- EXERCISE PROMPT
Skip the pictures and extract all of the lines exactly as written.
########################################
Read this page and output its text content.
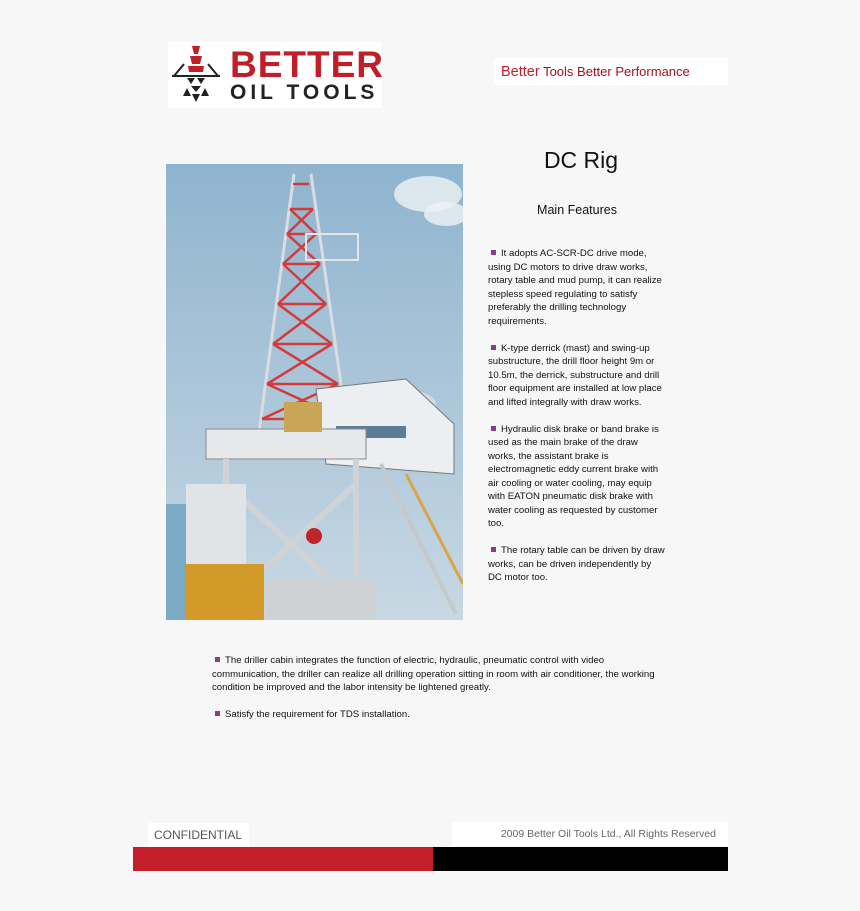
BETTER
OIL TOOLS
Better Tools Better Performance
DC Rig
Main Features

It adopts AC-SCR-DC drive mode, using DC motors to drive draw works, rotary table and mud pump, it can realize stepless speed regulating to satisfy preferably the drilling technology requirements.

K-type derrick (mast) and swing-up substructure, the drill floor height 9m or 10.5m, the derrick, substructure and drill floor equipment are installed at low place and lifted integrally with draw works.

Hydraulic disk brake or band brake is used as the main brake of the draw works, the assistant brake is electromagnetic eddy current brake with air cooling or water cooling, may equip with EATON pneumatic disk brake with water cooling as requested by customer too.

The rotary table can be driven by draw works, can be driven independently by DC motor too.

The driller cabin integrates the function of electric, hydraulic, pneumatic control with video communication, the driller can realize all drilling operation sitting in room with air conditioner, the working condition be improved and the labor intensity be lightened greatly.

Satisfy the requirement for TDS installation.

CONFIDENTIAL	2009 Better Oil Tools Ltd., All Rights Reserved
########################################
- WRITTEN ANSWER
Read this page and output its text content.
BETTER
OIL TOOLS
Better Tools Better Performance
DC Rig
Main Features

It adopts AC-SCR-DC drive mode, using DC motors to drive draw works, rotary table and mud pump, it can realize stepless speed regulating to satisfy preferably the drilling technology requirements.

K-type derrick (mast) and swing-up substructure, the drill floor height 9m or 10.5m, the derrick, substructure and drill floor equipment are installed at low place and lifted integrally with draw works.

Hydraulic disk brake or band brake is used as the main brake of the draw works, the assistant brake is electromagnetic eddy current brake with air cooling or water cooling, may equip with EATON pneumatic disk brake with water cooling as requested by customer too.

The rotary table can be driven by draw works, can be driven independently by DC motor too.

The driller cabin integrates the function of electric, hydraulic, pneumatic control with video communication, the driller can realize all drilling operation sitting in room with air conditioner, the working condition be improved and the labor intensity be lightened greatly.

Satisfy the requirement for TDS installation.

CONFIDENTIAL	2009 Better Oil Tools Ltd., All Rights Reserved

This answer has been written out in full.